■ **Task brief**
Every entry must be copied word for word.

■ **Records supplied**

□ □ □ □ □ □ □

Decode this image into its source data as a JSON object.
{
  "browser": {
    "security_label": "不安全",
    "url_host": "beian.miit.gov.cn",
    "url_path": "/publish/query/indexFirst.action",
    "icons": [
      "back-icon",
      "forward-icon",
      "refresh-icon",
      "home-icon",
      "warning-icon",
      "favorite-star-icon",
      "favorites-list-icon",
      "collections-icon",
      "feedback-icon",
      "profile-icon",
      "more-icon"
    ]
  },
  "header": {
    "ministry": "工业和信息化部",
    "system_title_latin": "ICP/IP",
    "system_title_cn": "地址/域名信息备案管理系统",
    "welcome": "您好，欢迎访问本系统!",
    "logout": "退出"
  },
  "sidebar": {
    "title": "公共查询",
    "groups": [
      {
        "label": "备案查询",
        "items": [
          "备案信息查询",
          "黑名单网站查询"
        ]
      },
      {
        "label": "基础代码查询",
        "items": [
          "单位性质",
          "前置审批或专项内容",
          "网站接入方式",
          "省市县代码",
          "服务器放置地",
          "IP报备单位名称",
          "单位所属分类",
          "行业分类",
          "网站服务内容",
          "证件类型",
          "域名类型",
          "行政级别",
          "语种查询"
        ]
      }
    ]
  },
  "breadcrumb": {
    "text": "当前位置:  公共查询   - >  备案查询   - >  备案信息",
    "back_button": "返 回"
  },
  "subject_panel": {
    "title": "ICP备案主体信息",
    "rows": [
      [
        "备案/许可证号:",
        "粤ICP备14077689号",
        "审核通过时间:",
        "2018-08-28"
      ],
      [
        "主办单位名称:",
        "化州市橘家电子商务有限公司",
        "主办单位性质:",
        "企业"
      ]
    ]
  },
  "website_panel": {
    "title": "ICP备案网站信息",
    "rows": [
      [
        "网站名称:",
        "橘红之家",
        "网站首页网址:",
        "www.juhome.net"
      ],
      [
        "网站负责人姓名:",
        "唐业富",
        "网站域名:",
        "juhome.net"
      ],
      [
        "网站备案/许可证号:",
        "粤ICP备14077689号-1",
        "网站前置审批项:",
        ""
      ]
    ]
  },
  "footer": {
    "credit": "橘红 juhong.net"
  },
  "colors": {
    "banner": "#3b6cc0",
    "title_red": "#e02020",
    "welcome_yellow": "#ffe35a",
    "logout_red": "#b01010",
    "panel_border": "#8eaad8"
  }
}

□ □ □ □ □ □ □

■ **Correct answer**
Decode this image into its source data as a JSON object.
{
  "browser": {
    "security_label": "不安全",
    "url_host": "beian.miit.gov.cn",
    "url_path": "/publish/query/indexFirst.action",
    "icons": [
      "back-icon",
      "forward-icon",
      "refresh-icon",
      "home-icon",
      "warning-icon",
      "favorite-star-icon",
      "favorites-list-icon",
      "collections-icon",
      "feedback-icon",
      "profile-icon",
      "more-icon"
    ]
  },
  "header": {
    "ministry": "工业和信息化部",
    "system_title_latin": "ICP/IP",
    "system_title_cn": "地址/域名信息备案管理系统",
    "welcome": "您好，欢迎访问本系统!",
    "logout": "退出"
  },
  "sidebar": {
    "title": "公共查询",
    "groups": [
      {
        "label": "备案查询",
        "items": [
          "备案信息查询",
          "黑名单网站查询"
        ]
      },
      {
        "label": "基础代码查询",
        "items": [
          "单位性质",
          "前置审批或专项内容",
          "网站接入方式",
          "省市县代码",
          "服务器放置地",
          "IP报备单位名称",
          "单位所属分类",
          "行业分类",
          "网站服务内容",
          "证件类型",
          "域名类型",
          "行政级别",
          "语种查询"
        ]
      }
    ]
  },
  "breadcrumb": {
    "text": "当前位置:  公共查询   - >  备案查询   - >  备案信息",
    "back_button": "返 回"
  },
  "subject_panel": {
    "title": "ICP备案主体信息",
    "rows": [
      [
        "备案/许可证号:",
        "粤ICP备14077689号",
        "审核通过时间:",
        "2018-08-28"
      ],
      [
        "主办单位名称:",
        "化州市橘家电子商务有限公司",
        "主办单位性质:",
        "企业"
      ]
    ]
  },
  "website_panel": {
    "title": "ICP备案网站信息",
    "rows": [
      [
        "网站名称:",
        "橘红之家",
        "网站首页网址:",
        "www.juhome.net"
      ],
      [
        "网站负责人姓名:",
        "唐业富",
        "网站域名:",
        "juhome.net"
      ],
      [
        "网站备案/许可证号:",
        "粤ICP备14077689号-1",
        "网站前置审批项:",
        ""
      ]
    ]
  },
  "footer": {
    "credit": "橘红 juhong.net"
  },
  "colors": {
    "banner": "#3b6cc0",
    "title_red": "#e02020",
    "welcome_yellow": "#ffe35a",
    "logout_red": "#b01010",
    "panel_border": "#8eaad8"
  }
}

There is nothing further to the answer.